__AIM__
Send back the entries below exactly as they appear.

++++++++++++++++++++

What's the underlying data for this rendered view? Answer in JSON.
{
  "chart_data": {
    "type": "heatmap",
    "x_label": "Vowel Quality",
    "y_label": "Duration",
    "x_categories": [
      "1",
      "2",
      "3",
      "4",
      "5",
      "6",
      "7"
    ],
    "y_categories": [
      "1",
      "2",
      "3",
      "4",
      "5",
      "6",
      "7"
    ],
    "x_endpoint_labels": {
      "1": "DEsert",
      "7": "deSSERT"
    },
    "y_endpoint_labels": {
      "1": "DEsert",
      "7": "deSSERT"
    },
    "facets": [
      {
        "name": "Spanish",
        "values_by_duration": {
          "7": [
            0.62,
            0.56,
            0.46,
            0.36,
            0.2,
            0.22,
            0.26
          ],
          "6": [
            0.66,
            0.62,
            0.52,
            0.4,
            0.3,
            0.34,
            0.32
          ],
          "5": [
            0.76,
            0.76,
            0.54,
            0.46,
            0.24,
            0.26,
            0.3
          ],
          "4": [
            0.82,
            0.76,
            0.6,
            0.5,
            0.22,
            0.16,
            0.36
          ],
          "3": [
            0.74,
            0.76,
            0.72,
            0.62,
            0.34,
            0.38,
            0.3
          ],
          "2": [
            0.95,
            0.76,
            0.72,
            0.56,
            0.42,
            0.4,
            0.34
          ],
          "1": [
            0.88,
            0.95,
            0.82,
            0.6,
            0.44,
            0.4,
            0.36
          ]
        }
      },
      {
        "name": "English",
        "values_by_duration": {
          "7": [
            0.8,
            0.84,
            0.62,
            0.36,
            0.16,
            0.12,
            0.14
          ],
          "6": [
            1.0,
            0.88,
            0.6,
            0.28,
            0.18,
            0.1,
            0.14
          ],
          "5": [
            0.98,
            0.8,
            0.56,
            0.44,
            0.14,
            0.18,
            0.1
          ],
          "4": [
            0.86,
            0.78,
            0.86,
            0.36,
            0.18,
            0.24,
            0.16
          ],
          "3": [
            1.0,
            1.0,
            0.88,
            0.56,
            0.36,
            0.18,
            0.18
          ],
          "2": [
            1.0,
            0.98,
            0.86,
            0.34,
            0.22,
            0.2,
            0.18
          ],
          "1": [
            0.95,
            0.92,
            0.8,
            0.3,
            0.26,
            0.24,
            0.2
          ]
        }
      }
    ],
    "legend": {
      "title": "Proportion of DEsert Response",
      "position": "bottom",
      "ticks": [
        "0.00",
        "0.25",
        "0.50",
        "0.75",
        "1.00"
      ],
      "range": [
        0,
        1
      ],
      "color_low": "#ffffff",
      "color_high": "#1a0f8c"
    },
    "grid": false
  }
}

++++++++++++++++++++

__EXERCISE OUTPUT__
What's the underlying data for this rendered view? Answer in JSON.
{
  "chart_data": {
    "type": "heatmap",
    "x_label": "Vowel Quality",
    "y_label": "Duration",
    "x_categories": [
      "1",
      "2",
      "3",
      "4",
      "5",
      "6",
      "7"
    ],
    "y_categories": [
      "1",
      "2",
      "3",
      "4",
      "5",
      "6",
      "7"
    ],
    "x_endpoint_labels": {
      "1": "DEsert",
      "7": "deSSERT"
    },
    "y_endpoint_labels": {
      "1": "DEsert",
      "7": "deSSERT"
    },
    "facets": [
      {
        "name": "Spanish",
        "values_by_duration": {
          "7": [
            0.62,
            0.56,
            0.46,
            0.36,
            0.2,
            0.22,
            0.26
          ],
          "6": [
            0.66,
            0.62,
            0.52,
            0.4,
            0.3,
            0.34,
            0.32
          ],
          "5": [
            0.76,
            0.76,
            0.54,
            0.46,
            0.24,
            0.26,
            0.3
          ],
          "4": [
            0.82,
            0.76,
            0.6,
            0.5,
            0.22,
            0.16,
            0.36
          ],
          "3": [
            0.74,
            0.76,
            0.72,
            0.62,
            0.34,
            0.38,
            0.3
          ],
          "2": [
            0.95,
            0.76,
            0.72,
            0.56,
            0.42,
            0.4,
            0.34
          ],
          "1": [
            0.88,
            0.95,
            0.82,
            0.6,
            0.44,
            0.4,
            0.36
          ]
        }
      },
      {
        "name": "English",
        "values_by_duration": {
          "7": [
            0.8,
            0.84,
            0.62,
            0.36,
            0.16,
            0.12,
            0.14
          ],
          "6": [
            1.0,
            0.88,
            0.6,
            0.28,
            0.18,
            0.1,
            0.14
          ],
          "5": [
            0.98,
            0.8,
            0.56,
            0.44,
            0.14,
            0.18,
            0.1
          ],
          "4": [
            0.86,
            0.78,
            0.86,
            0.36,
            0.18,
            0.24,
            0.16
          ],
          "3": [
            1.0,
            1.0,
            0.88,
            0.56,
            0.36,
            0.18,
            0.18
          ],
          "2": [
            1.0,
            0.98,
            0.86,
            0.34,
            0.22,
            0.2,
            0.18
          ],
          "1": [
            0.95,
            0.92,
            0.8,
            0.3,
            0.26,
            0.24,
            0.2
          ]
        }
      }
    ],
    "legend": {
      "title": "Proportion of DEsert Response",
      "position": "bottom",
      "ticks": [
        "0.00",
        "0.25",
        "0.50",
        "0.75",
        "1.00"
      ],
      "range": [
        0,
        1
      ],
      "color_low": "#ffffff",
      "color_high": "#1a0f8c"
    },
    "grid": false
  }
}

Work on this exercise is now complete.